§ Do this: Give the number of lines in this listing that contain "corner", with no other words.

§ Records excerpted from a collection:
╔══
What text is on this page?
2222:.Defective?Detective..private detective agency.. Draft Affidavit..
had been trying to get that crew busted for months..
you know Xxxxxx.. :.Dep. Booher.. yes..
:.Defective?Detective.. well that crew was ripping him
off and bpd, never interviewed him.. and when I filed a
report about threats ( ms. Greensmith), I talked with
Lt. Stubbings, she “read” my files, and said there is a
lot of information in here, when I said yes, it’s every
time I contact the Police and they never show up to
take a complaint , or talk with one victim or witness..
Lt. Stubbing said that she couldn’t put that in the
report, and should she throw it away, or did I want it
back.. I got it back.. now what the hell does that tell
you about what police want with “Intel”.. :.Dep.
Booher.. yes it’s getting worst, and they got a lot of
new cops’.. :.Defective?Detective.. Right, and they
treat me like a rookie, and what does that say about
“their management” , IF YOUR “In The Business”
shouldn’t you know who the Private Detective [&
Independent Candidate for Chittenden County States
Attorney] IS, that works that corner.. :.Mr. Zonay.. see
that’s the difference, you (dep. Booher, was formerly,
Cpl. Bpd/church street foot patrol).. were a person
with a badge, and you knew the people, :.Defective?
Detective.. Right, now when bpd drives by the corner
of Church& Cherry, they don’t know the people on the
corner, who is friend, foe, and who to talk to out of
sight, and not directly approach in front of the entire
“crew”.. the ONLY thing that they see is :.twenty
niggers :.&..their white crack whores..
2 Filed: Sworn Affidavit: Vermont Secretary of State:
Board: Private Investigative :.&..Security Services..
╚══
§ Solved problem: 3